» **DOCUMENT EXTRACT**:
Segment Open

Re: CVE-2024-6387: RCE in OpenSSH's server, on glibc-based Linux systems

[Pete Allor <pallor () redhat com>]

Other records for the same CVE can also be posted to CVE.org and listed on
their website with a link for completeness.

Under CVE rules, Red Hat can only assign a CVE for issues within our scope,
which for most CNAs means their software.   RH has on occasion, provided a
CVE for upstream projects which are not covered by another CNA.  That is
really about a coordination point between multiple parties.

When considering becoming a CNA, it should not be for an occasional CVE so
becoming a CNA should be considered if you have a good number per year AND
you have the people to do that work regularly.

I can offer that if you wish for Red Hat to add to this record, then we
would be glad to assist.   Please send a DM to secalert () redhat com and we
will work on it.

Pete

On Wed, Jul 10, 2024 at 10:57 AM Nick Tait <ntait () redhat com> wrote:

> Damian, in general when there is incorrect data on any of Red Hat's CVE
> pages the best place to request a fix is secalert () redhat com.
>
> In this case we are paying attention to this mailing list and have
> incorporated some suggestions. I can help address any remaining cleanups.
>
> Has OpenSSH ever considered becoming a CNA?
>
> ~Nick
>
> On Tue, Jul 9, 2024 at 4:51 PM Solar Designer <solar () openwall com> wrote:
>
> > On Tue, Jul 09, 2024 at 09:52:58AM +1000, Damien Miller wrote:
> > > On Mon, 8 Jul 2024, Solar Designer wrote:
> > > > Today is the coordinated release date to publicly disclose a related
> > > > issue I found during review of Qualys' findings, with further
> analysis
> > > > by Qualys.  My summary is:
> > > >
> > > > CVE-2024-6409: OpenSSH: Possible remote code execution in privsep
> child
> > > > due to a race condition in signal handling
> > >
> > > As an aside, who wrote the text of
> > > https://cve.mitre.org/cgi-bin/cvename.cgi?name=CVE-2024-6409 ?
> >
> > I don't know for sure, but I guess someone from Red Hat did since the
> > CVE was assigned by them as a CNA.  Also, the description is the same as
> > what's in Red Hat Bugzilla.
> >
> > > It's disappointing that this CVE states that this is a vulnerability
> > > in OpenSSH sshd, and fails to make clear that this only affects Redhat
> > > versions and users of their downstream patch.
> >
> > This was in the title, just not in the description.  And now I see I did
> > it the other way around in my oss-security posting - should have been
> > more careful to include this information in both the suggested title and
> > in the description - sorry about that.  Meanwhile, looks like the
> > CVE-2024-6409 record has been updated today, perhaps in response to your
> > message, and now says Red Hat Enterprise Linux 9 also in the description.

Segment Closed

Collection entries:
Segment Open

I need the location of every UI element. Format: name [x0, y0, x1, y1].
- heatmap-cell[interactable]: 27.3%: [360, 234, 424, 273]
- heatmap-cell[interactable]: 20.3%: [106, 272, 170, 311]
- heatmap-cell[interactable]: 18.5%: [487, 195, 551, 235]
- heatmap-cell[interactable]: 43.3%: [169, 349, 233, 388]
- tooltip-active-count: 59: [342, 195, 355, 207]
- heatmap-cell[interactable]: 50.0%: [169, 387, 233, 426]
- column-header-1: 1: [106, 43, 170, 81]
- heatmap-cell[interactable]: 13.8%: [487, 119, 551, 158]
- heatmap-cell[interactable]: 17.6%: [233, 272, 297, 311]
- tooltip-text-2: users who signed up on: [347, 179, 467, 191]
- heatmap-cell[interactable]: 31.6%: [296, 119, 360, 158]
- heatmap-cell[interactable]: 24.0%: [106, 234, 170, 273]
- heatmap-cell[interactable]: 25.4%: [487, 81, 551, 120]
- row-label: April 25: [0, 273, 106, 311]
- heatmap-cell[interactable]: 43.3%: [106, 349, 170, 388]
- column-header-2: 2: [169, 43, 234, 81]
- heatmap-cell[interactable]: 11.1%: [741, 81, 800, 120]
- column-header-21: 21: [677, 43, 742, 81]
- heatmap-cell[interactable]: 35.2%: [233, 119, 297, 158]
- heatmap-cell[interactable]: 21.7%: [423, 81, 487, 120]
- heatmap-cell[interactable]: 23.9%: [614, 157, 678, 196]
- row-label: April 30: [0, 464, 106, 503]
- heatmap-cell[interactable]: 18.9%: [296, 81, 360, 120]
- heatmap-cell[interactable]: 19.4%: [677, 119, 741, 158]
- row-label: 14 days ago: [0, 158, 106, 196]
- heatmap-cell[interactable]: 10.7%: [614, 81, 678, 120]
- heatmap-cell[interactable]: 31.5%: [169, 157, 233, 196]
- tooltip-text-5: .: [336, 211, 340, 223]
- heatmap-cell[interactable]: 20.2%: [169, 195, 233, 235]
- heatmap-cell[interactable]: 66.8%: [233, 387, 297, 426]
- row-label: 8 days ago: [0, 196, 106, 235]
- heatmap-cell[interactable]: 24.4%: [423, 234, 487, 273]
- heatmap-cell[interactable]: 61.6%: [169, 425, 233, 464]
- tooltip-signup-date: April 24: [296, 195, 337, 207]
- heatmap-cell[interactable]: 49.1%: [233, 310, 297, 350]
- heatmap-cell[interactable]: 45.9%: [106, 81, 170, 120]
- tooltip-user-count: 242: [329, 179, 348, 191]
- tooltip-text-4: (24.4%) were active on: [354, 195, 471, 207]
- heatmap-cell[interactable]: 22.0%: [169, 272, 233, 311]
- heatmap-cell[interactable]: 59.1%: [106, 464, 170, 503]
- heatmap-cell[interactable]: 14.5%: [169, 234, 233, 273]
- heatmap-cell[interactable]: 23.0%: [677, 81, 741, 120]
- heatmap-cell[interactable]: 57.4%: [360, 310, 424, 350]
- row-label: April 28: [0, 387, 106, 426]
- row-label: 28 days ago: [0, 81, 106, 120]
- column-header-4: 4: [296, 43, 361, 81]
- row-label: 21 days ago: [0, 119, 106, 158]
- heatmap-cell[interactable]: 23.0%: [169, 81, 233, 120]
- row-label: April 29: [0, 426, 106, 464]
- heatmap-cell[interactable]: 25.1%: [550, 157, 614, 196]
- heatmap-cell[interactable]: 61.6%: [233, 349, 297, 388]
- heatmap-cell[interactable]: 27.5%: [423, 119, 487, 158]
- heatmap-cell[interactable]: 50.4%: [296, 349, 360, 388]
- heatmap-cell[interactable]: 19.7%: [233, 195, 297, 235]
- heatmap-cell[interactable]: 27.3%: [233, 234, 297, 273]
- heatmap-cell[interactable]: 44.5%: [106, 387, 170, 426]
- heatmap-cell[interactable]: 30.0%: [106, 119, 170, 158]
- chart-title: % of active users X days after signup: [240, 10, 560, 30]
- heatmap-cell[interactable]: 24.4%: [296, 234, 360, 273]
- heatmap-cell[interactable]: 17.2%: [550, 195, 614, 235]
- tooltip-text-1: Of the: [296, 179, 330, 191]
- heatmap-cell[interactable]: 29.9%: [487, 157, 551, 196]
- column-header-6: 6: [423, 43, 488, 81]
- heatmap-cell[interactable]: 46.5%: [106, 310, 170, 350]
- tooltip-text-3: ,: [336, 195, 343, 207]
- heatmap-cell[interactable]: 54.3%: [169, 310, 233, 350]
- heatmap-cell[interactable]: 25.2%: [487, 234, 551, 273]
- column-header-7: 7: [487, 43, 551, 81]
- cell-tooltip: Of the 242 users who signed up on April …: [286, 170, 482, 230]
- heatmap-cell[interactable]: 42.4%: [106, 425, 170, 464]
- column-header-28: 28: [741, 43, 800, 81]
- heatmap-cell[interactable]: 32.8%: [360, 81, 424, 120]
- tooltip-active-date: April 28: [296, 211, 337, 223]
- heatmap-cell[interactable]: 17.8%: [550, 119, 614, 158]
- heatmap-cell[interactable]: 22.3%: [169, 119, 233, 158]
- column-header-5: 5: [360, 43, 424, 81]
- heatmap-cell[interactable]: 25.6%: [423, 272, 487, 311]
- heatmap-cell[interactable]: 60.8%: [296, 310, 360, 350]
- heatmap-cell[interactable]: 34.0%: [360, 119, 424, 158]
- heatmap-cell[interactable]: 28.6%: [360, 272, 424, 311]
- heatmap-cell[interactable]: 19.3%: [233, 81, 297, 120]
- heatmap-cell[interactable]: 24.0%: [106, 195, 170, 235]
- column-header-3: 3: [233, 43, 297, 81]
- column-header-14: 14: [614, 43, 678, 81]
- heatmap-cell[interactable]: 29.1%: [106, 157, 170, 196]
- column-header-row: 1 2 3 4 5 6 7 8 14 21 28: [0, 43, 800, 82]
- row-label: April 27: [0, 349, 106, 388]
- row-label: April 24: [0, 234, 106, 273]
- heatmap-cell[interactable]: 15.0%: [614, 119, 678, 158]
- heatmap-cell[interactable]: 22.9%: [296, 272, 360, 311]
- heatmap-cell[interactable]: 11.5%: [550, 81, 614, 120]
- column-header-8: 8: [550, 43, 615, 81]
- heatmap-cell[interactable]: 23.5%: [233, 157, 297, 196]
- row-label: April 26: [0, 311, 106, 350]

Segment Closed

» **TRY IT**: Pick up the mailing-list thread about the OpenSSH CVE after its last line and keep writing it.

» **RESULT OF THE TASK**:
> >
> > > This follows another critical failure to properly issue CVEs for
> OpenSSH:
> > > CVE-2024-6387 only lists CPEs for Redhat systems as affected (see the
> > > JSON dump of the entry: https://cveawg.mitre.org/api/cve/CVE-2024-6387
> )
> > The current revision (also updated today) starts with:
> >
> >       "affected": [
> >         {
> >           "repo": "https://anongit.mindrot.org/openssh.git";,
> >           "versions": [
> >             {
> >               "status": "affected",
> >               "version": "8.5p1",
> >               "versionType": "custom",
> >               "lessThanOrEqual": "9.7p1"
> >             }
> >           ],
> >           "packageName": "OpenSSH",
> >           "collectionURL": "https://www.openssh.com/";,
> >           "defaultStatus": "unaffected"
> >         },
> >
> > and only then proceeds to give CPEs for Red Hat products.
> >
> > > This means that anyone using automation that consumes CVEs for
> detecting
> > > vulnerabilities will be left exposed.
> >
> > Does the above look good enough now, or should there also be a CPE for
> > upstream OpenSSH?
> >
> > > Moreover, the explanatory text for CVE-2024-6387 is also extremely
> > lacking.
> > > It fails to explain the consequence of the vulnerability (unauth RCE)
> and
> > > just talks about mechanism.
> >
> > This is still the case, and this CVE was also assigned by Red Hat (in
> > response to requests by Qualys and me in the distros list discussion),
> > and the description is also the same as in Red Hat Bugzilla, so should
> > probably be first improved in a database Red Hat uses internally.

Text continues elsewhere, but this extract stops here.